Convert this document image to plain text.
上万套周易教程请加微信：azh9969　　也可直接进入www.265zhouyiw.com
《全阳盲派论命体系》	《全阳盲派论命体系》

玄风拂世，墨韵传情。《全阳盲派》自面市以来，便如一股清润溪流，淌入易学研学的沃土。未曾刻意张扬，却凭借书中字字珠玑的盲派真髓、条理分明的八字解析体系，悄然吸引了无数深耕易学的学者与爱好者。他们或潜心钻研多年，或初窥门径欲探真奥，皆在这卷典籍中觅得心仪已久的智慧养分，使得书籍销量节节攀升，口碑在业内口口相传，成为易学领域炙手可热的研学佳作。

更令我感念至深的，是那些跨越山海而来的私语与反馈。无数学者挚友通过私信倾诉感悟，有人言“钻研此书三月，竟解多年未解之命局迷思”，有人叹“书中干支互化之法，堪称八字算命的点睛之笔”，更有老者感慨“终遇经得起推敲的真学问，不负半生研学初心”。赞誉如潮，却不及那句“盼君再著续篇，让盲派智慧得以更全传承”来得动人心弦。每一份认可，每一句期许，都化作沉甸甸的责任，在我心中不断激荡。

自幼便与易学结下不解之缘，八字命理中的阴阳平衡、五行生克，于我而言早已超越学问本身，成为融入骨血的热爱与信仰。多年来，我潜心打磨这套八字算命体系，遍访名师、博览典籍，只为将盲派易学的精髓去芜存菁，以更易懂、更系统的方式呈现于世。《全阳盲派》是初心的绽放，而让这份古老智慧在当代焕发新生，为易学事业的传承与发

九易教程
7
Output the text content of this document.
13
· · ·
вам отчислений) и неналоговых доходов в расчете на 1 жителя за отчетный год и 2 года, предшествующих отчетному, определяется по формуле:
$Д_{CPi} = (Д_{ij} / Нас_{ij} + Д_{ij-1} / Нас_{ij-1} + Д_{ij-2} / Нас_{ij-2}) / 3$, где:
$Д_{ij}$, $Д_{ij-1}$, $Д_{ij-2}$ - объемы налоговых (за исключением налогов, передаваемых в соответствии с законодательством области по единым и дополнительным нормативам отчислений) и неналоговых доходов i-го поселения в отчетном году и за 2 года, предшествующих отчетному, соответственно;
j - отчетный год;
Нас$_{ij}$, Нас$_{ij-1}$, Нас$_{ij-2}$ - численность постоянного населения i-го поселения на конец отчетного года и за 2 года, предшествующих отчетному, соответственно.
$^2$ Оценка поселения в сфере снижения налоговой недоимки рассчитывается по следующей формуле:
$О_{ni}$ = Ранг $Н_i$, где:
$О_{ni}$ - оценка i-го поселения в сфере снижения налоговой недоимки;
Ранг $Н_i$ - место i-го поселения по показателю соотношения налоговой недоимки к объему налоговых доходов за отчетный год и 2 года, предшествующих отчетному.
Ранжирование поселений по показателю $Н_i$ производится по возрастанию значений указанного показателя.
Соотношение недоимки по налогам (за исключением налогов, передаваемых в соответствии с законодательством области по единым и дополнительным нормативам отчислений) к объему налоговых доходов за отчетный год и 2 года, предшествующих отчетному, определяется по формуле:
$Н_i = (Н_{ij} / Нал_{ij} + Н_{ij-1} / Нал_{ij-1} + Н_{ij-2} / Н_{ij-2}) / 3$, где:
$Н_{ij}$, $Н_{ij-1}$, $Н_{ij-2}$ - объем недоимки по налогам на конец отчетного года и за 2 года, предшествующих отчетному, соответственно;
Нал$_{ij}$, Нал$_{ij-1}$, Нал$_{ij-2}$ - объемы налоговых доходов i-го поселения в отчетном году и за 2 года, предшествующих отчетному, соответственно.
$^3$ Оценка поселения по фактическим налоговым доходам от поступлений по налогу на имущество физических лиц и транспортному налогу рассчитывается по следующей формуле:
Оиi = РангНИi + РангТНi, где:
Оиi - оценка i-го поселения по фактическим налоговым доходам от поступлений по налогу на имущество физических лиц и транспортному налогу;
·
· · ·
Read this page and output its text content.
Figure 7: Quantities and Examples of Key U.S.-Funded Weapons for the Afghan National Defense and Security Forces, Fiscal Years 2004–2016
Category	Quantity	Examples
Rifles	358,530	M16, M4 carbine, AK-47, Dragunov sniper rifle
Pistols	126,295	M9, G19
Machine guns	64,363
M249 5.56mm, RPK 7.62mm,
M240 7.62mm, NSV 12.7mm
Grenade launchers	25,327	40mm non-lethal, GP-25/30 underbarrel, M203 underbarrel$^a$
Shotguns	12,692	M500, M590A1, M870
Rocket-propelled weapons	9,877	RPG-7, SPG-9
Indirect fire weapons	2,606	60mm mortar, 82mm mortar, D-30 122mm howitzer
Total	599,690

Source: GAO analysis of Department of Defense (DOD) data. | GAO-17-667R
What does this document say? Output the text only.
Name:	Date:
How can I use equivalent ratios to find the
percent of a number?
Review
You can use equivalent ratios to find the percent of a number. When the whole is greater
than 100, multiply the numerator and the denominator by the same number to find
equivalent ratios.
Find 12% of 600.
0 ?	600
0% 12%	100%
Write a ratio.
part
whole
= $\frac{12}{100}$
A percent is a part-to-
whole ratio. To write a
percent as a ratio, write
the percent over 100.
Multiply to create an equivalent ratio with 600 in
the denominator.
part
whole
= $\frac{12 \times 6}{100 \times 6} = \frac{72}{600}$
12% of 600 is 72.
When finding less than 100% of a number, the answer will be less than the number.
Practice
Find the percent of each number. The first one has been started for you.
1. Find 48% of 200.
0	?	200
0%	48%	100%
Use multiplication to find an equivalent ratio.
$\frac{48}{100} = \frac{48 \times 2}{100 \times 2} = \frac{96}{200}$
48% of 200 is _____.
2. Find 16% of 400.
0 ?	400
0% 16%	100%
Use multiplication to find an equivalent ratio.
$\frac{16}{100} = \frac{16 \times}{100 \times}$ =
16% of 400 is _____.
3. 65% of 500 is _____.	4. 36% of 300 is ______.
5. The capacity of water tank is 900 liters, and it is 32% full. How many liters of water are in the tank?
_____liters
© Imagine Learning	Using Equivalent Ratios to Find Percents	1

■ What is being asked:
Show every line from the listing above in which the string "следующей" appears.

■ Task answer:
$^2$ Оценка поселения в сфере снижения налоговой недоимки рассчитывается по следующей формуле:
$^3$ Оценка поселения по фактическим налоговым доходам от поступлений по налогу на имущество физических лиц и транспортному налогу рассчитывается по следующей формуле:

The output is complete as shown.